##### GIVEN ENTRIES #####

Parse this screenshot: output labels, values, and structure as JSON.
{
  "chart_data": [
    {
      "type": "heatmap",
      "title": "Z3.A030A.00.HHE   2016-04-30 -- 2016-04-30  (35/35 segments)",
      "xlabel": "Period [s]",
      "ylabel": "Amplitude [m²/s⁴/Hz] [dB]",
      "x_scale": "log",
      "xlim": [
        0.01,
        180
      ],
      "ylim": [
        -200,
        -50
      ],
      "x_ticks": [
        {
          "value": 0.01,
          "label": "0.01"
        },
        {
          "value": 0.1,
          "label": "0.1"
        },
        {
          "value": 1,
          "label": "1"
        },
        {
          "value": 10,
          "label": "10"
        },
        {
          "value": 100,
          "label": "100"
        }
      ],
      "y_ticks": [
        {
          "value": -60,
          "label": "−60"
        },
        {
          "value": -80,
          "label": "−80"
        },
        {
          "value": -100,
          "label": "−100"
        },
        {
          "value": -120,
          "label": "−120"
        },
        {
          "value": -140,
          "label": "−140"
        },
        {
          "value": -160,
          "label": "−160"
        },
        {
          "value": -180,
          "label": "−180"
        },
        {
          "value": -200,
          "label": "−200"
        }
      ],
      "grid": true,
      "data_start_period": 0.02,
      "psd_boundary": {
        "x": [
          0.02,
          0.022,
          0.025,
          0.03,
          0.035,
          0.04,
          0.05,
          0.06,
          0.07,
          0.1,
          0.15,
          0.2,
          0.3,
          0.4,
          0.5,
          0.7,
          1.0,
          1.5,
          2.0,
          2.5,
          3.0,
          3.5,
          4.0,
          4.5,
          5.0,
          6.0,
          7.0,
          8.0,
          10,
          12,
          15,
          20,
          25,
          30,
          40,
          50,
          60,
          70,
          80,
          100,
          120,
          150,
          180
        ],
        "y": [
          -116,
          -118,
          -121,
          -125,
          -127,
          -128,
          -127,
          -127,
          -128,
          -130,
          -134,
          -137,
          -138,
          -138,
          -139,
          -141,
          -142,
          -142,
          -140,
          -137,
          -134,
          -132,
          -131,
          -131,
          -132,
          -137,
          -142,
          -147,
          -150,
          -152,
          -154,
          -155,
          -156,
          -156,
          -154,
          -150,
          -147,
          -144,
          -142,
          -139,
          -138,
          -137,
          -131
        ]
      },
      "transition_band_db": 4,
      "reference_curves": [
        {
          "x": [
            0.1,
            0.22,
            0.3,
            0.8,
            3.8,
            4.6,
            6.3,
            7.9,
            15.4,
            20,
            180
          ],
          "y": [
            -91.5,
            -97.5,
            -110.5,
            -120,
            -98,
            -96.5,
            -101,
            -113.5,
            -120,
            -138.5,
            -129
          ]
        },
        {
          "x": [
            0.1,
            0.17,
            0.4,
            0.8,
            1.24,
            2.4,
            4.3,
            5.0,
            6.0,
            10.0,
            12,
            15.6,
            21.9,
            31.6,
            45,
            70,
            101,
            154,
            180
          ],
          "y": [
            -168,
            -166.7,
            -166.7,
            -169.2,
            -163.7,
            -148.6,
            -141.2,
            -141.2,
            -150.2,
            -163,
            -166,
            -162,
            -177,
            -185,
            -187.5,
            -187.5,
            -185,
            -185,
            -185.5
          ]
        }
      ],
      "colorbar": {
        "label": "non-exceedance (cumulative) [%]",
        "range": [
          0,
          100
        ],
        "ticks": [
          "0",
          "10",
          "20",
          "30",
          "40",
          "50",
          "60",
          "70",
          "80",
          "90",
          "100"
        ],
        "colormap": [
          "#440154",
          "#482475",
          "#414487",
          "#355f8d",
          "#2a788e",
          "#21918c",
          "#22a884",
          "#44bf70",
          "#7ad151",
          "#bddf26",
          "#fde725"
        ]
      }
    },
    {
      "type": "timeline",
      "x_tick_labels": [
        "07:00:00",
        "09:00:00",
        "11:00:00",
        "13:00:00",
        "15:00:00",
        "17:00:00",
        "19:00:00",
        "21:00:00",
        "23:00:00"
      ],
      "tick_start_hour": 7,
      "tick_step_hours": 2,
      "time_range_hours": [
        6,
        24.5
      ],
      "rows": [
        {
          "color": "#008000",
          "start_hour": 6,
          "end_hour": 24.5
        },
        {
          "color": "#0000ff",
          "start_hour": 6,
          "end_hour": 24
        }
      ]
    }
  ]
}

#####

Copy all the records above exactly, missing none.

Parse this screenshot: output labels, values, and structure as JSON.
{
  "chart_data": [
    {
      "type": "heatmap",
      "title": "Z3.A030A.00.HHE   2016-04-30 -- 2016-04-30  (35/35 segments)",
      "xlabel": "Period [s]",
      "ylabel": "Amplitude [m²/s⁴/Hz] [dB]",
      "x_scale": "log",
      "xlim": [
        0.01,
        180
      ],
      "ylim": [
        -200,
        -50
      ],
      "x_ticks": [
        {
          "value": 0.01,
          "label": "0.01"
        },
        {
          "value": 0.1,
          "label": "0.1"
        },
        {
          "value": 1,
          "label": "1"
        },
        {
          "value": 10,
          "label": "10"
        },
        {
          "value": 100,
          "label": "100"
        }
      ],
      "y_ticks": [
        {
          "value": -60,
          "label": "−60"
        },
        {
          "value": -80,
          "label": "−80"
        },
        {
          "value": -100,
          "label": "−100"
        },
        {
          "value": -120,
          "label": "−120"
        },
        {
          "value": -140,
          "label": "−140"
        },
        {
          "value": -160,
          "label": "−160"
        },
        {
          "value": -180,
          "label": "−180"
        },
        {
          "value": -200,
          "label": "−200"
        }
      ],
      "grid": true,
      "data_start_period": 0.02,
      "psd_boundary": {
        "x": [
          0.02,
          0.022,
          0.025,
          0.03,
          0.035,
          0.04,
          0.05,
          0.06,
          0.07,
          0.1,
          0.15,
          0.2,
          0.3,
          0.4,
          0.5,
          0.7,
          1.0,
          1.5,
          2.0,
          2.5,
          3.0,
          3.5,
          4.0,
          4.5,
          5.0,
          6.0,
          7.0,
          8.0,
          10,
          12,
          15,
          20,
          25,
          30,
          40,
          50,
          60,
          70,
          80,
          100,
          120,
          150,
          180
        ],
        "y": [
          -116,
          -118,
          -121,
          -125,
          -127,
          -128,
          -127,
          -127,
          -128,
          -130,
          -134,
          -137,
          -138,
          -138,
          -139,
          -141,
          -142,
          -142,
          -140,
          -137,
          -134,
          -132,
          -131,
          -131,
          -132,
          -137,
          -142,
          -147,
          -150,
          -152,
          -154,
          -155,
          -156,
          -156,
          -154,
          -150,
          -147,
          -144,
          -142,
          -139,
          -138,
          -137,
          -131
        ]
      },
      "transition_band_db": 4,
      "reference_curves": [
        {
          "x": [
            0.1,
            0.22,
            0.3,
            0.8,
            3.8,
            4.6,
            6.3,
            7.9,
            15.4,
            20,
            180
          ],
          "y": [
            -91.5,
            -97.5,
            -110.5,
            -120,
            -98,
            -96.5,
            -101,
            -113.5,
            -120,
            -138.5,
            -129
          ]
        },
        {
          "x": [
            0.1,
            0.17,
            0.4,
            0.8,
            1.24,
            2.4,
            4.3,
            5.0,
            6.0,
            10.0,
            12,
            15.6,
            21.9,
            31.6,
            45,
            70,
            101,
            154,
            180
          ],
          "y": [
            -168,
            -166.7,
            -166.7,
            -169.2,
            -163.7,
            -148.6,
            -141.2,
            -141.2,
            -150.2,
            -163,
            -166,
            -162,
            -177,
            -185,
            -187.5,
            -187.5,
            -185,
            -185,
            -185.5
          ]
        }
      ],
      "colorbar": {
        "label": "non-exceedance (cumulative) [%]",
        "range": [
          0,
          100
        ],
        "ticks": [
          "0",
          "10",
          "20",
          "30",
          "40",
          "50",
          "60",
          "70",
          "80",
          "90",
          "100"
        ],
        "colormap": [
          "#440154",
          "#482475",
          "#414487",
          "#355f8d",
          "#2a788e",
          "#21918c",
          "#22a884",
          "#44bf70",
          "#7ad151",
          "#bddf26",
          "#fde725"
        ]
      }
    },
    {
      "type": "timeline",
      "x_tick_labels": [
        "07:00:00",
        "09:00:00",
        "11:00:00",
        "13:00:00",
        "15:00:00",
        "17:00:00",
        "19:00:00",
        "21:00:00",
        "23:00:00"
      ],
      "tick_start_hour": 7,
      "tick_step_hours": 2,
      "time_range_hours": [
        6,
        24.5
      ],
      "rows": [
        {
          "color": "#008000",
          "start_hour": 6,
          "end_hour": 24.5
        },
        {
          "color": "#0000ff",
          "start_hour": 6,
          "end_hour": 24
        }
      ]
    }
  ]
}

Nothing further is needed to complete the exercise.